Report only the number of lines in the data below that contain the word "injector", counting a line only when its letter case matches.

--------

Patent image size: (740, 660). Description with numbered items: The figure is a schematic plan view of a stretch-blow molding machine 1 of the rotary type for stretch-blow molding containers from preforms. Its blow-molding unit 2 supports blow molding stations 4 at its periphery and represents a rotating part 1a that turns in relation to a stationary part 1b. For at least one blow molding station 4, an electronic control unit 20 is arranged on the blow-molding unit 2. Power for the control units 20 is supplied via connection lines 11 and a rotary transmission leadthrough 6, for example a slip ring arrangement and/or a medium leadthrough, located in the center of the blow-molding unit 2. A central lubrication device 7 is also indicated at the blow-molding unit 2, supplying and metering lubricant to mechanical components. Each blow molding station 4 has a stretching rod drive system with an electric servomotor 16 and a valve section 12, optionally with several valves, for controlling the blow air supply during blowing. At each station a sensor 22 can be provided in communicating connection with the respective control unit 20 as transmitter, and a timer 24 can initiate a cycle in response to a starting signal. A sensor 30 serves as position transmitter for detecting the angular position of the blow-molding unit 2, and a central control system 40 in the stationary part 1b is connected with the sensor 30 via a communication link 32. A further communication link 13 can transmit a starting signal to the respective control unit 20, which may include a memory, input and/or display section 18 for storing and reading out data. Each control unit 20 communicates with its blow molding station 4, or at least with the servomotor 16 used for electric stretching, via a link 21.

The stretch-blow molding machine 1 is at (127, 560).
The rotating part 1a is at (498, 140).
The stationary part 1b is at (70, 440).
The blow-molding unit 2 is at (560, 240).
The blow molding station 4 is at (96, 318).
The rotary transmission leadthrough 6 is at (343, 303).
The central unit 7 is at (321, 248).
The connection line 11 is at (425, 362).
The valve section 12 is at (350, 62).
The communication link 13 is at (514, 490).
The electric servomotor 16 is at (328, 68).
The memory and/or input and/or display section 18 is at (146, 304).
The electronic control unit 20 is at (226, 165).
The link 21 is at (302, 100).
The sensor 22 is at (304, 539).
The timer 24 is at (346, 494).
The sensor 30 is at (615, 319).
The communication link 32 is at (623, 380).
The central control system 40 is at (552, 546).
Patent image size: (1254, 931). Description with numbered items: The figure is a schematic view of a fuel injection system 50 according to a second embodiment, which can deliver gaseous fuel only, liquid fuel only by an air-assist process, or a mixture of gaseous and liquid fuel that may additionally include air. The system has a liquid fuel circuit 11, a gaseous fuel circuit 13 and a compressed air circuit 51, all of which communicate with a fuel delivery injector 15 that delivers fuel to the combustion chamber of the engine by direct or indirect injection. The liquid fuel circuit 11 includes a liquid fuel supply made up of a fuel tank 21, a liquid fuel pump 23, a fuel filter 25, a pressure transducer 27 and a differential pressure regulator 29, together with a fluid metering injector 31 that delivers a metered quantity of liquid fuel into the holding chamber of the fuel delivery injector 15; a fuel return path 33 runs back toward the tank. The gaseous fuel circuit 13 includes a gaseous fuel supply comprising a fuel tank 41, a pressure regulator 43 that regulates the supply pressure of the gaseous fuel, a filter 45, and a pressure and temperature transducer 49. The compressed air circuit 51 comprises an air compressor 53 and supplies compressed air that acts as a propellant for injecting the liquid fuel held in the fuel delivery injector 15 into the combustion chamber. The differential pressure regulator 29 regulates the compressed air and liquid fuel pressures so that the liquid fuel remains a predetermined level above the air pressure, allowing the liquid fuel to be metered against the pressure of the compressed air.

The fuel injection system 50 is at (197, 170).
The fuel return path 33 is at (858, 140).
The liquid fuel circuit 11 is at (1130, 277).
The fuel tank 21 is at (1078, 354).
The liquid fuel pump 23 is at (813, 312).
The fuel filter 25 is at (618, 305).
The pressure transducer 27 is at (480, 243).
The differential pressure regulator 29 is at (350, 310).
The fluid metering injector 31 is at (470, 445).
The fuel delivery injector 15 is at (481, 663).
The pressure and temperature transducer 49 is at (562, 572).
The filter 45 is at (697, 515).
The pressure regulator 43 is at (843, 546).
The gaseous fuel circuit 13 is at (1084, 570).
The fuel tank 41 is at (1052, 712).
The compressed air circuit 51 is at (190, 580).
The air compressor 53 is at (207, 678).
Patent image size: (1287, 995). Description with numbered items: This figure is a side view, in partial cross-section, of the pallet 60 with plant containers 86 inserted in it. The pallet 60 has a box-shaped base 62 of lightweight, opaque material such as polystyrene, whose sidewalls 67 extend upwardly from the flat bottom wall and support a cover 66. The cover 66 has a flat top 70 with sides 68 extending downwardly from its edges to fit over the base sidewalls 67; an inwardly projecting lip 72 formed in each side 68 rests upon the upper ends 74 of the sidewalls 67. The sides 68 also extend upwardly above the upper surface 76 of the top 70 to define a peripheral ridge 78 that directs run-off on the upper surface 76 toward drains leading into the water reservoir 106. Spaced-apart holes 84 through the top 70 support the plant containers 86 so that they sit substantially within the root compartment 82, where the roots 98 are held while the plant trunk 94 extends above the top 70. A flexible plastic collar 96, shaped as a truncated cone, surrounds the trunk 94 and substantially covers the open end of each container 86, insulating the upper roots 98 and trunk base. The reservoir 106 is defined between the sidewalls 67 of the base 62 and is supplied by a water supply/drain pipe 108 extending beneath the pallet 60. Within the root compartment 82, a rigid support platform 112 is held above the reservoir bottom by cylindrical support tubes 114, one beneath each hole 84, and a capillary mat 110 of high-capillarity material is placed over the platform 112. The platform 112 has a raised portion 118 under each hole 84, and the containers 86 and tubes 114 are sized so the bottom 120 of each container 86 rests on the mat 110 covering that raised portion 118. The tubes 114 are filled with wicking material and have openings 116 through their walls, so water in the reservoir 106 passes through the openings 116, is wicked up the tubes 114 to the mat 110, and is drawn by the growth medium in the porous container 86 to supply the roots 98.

--------

§ RESPONSE FOR THIS EXERCISE
3